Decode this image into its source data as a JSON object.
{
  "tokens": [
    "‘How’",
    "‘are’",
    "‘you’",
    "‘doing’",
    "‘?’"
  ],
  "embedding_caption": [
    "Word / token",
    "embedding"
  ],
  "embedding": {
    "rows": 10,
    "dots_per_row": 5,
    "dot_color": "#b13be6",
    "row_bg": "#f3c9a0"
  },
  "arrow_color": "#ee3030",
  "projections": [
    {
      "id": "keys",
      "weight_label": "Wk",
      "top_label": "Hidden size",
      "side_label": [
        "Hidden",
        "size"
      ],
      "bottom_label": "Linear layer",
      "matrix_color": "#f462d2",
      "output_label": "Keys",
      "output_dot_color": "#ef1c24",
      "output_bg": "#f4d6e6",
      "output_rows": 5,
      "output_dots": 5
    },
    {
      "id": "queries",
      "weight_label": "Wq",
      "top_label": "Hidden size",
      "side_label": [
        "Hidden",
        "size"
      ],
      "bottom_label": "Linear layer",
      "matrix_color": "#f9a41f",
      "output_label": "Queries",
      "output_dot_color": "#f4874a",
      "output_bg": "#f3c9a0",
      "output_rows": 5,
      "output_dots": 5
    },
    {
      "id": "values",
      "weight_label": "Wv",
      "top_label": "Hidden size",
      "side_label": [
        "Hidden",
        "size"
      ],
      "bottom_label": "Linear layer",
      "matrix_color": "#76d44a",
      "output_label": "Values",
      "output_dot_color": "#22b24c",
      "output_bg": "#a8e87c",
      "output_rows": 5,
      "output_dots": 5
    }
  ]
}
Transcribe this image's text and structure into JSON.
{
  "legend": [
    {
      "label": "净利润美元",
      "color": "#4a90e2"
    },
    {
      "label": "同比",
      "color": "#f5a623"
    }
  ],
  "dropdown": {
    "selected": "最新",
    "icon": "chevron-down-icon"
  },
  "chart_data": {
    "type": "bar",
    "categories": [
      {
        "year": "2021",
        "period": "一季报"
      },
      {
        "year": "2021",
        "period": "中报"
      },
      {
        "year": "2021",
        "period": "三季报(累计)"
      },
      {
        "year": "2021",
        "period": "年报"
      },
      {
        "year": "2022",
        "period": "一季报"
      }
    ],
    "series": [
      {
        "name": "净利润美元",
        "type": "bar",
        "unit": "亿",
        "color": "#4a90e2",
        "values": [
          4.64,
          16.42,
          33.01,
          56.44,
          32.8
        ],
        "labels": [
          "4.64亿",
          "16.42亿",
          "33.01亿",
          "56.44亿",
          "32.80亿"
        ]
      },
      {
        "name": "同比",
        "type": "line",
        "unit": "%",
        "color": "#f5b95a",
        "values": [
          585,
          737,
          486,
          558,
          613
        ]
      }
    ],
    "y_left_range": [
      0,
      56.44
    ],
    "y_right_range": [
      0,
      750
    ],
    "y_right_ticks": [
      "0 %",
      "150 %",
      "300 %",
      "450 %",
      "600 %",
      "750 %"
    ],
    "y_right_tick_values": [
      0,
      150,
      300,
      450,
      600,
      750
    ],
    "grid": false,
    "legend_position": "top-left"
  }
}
:::
> PROBLEM STATEMENT
Every line in the data above that contains "image" needs to be copied.

> RESULT OF THE TASK
Decode this image into its source data as a JSON object.
Transcribe this image's text and structure into JSON.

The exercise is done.